*Work required*
Arrange the rows between the line holding "timeframe-w1-button[interactable]: W1 [872,3,889,16]" and the line holding "svg-text:8 Dec 00:00: 8", inclusive, as a numbered list with blank lines omitted.

(Recorded data)
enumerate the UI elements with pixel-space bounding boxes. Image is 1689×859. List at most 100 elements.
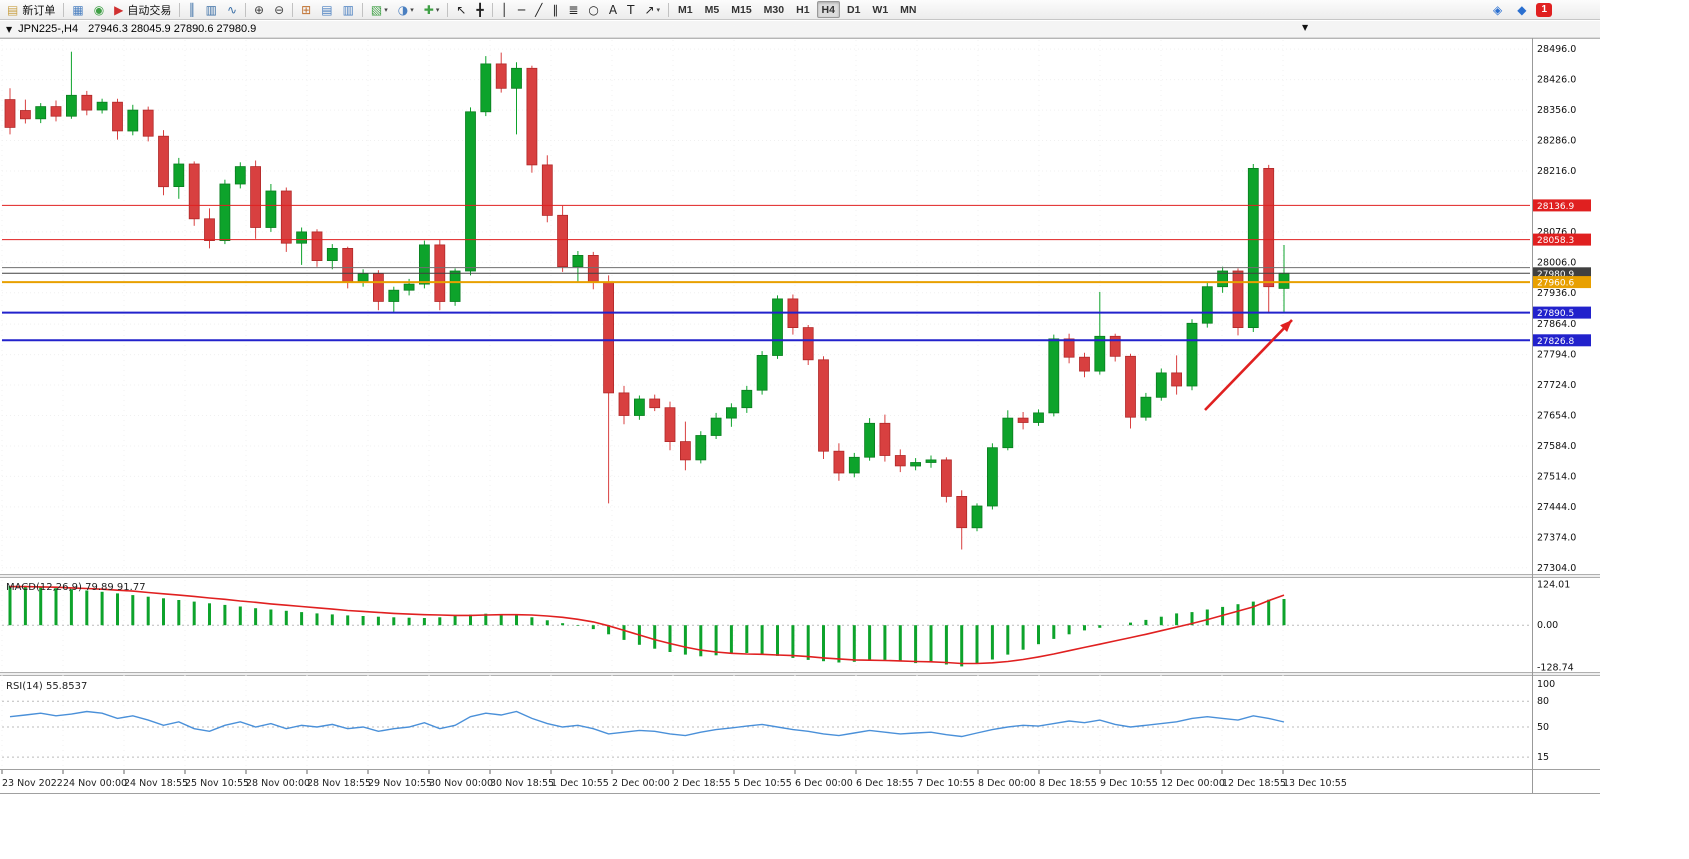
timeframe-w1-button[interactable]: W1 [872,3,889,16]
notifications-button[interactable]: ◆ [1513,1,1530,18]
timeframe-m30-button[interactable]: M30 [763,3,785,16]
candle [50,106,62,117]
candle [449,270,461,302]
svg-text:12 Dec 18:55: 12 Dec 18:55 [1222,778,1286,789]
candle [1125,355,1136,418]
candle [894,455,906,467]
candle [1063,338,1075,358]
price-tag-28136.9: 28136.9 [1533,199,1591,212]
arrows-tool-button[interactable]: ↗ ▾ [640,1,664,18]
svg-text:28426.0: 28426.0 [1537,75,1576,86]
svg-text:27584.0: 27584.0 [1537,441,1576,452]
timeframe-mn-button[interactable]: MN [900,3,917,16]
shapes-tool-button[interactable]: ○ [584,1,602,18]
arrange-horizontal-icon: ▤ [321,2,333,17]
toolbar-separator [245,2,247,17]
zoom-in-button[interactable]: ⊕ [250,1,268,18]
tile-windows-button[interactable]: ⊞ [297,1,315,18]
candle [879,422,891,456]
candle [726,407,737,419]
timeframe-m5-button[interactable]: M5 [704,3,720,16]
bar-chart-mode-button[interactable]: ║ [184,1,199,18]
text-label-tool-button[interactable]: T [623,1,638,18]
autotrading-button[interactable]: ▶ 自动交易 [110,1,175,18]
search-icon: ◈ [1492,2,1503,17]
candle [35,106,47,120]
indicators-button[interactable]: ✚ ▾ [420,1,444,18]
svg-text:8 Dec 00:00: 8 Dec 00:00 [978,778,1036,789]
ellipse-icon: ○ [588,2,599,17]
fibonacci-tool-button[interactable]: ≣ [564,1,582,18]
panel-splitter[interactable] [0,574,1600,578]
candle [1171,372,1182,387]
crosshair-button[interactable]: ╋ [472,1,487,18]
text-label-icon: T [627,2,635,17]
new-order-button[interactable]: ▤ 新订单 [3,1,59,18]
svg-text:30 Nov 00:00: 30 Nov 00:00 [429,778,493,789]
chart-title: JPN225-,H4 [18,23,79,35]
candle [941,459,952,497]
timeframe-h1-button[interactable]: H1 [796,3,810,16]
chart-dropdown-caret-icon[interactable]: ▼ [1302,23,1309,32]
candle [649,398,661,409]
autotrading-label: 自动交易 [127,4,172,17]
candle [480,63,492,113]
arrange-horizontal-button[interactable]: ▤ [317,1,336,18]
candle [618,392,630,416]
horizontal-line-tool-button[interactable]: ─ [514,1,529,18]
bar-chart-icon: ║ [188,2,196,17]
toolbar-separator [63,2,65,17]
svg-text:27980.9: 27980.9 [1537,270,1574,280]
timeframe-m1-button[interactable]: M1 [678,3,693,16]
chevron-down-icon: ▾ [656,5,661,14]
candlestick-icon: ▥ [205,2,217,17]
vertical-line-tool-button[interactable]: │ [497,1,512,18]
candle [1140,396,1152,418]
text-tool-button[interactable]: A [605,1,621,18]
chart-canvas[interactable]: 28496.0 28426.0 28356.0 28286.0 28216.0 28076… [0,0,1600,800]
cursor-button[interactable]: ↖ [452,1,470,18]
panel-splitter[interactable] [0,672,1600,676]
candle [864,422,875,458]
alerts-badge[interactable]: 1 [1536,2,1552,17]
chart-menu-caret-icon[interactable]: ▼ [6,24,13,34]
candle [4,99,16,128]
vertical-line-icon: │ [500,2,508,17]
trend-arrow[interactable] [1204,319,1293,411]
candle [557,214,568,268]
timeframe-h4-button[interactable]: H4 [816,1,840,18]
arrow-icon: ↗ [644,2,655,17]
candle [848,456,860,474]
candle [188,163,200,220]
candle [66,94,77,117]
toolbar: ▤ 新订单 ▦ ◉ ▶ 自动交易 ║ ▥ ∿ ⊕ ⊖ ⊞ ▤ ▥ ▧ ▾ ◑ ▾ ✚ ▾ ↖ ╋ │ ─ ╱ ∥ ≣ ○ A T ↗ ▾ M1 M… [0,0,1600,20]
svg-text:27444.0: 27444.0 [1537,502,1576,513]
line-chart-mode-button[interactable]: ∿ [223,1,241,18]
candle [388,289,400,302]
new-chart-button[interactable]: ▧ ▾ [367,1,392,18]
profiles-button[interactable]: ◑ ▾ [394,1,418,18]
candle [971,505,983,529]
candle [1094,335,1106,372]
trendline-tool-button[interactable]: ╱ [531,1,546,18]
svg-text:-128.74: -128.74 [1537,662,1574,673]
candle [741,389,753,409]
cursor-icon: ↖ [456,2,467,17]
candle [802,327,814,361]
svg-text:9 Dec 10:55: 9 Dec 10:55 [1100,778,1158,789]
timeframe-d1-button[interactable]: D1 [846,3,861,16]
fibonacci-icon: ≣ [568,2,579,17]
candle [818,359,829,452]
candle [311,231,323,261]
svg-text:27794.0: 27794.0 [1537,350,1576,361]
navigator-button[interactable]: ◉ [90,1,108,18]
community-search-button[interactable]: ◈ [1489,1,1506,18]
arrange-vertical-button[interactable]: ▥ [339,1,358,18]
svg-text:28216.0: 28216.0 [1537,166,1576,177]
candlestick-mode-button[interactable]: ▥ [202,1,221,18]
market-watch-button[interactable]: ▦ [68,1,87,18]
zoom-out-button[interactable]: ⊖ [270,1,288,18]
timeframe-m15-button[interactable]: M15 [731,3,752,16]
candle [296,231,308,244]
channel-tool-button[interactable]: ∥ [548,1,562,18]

*Response*
1. timeframe-w1-button[interactable]: W1 [872,3,889,16]
2. notifications-button[interactable]: ◆ [1513,1,1530,18]
3. timeframe-m30-button[interactable]: M30 [763,3,785,16]
4. candle [50,106,62,117]
5. candle [449,270,461,302]
6. svg-text:12 Dec 18:55: 12 Dec 18:55 [1222,778,1286,789]
7. candle [1125,355,1136,418]
8. candle [894,455,906,467]
9. candle [1063,338,1075,358]
10. price-tag-28136.9: 28136.9 [1533,199,1591,212]
11. arrows-tool-button[interactable]: ↗ ▾ [640,1,664,18]
12. svg-text:28426.0: 28426.0 [1537,75,1576,86]
13. svg-text:27584.0: 27584.0 [1537,441,1576,452]
14. timeframe-mn-button[interactable]: MN [900,3,917,16]
15. shapes-tool-button[interactable]: ○ [584,1,602,18]
16. arrange-horizontal-icon: ▤ [321,2,333,17]
17. toolbar-separator [245,2,247,17]
18. zoom-in-button[interactable]: ⊕ [250,1,268,18]
19. tile-windows-button[interactable]: ⊞ [297,1,315,18]
20. candle [879,422,891,456]
21. candle [726,407,737,419]
22. timeframe-m5-button[interactable]: M5 [704,3,720,16]
23. bar-chart-mode-button[interactable]: ║ [184,1,199,18]
24. text-label-tool-button[interactable]: T [623,1,638,18]
25. autotrading-button[interactable]: ▶ 自动交易 [110,1,175,18]
26. search-icon: ◈ [1492,2,1503,17]
27. candle [35,106,47,120]
28. indicators-button[interactable]: ✚ ▾ [420,1,444,18]
29. svg-text:8 Dec 00:00: 8 Dec 00:00 [978,778,1036,789]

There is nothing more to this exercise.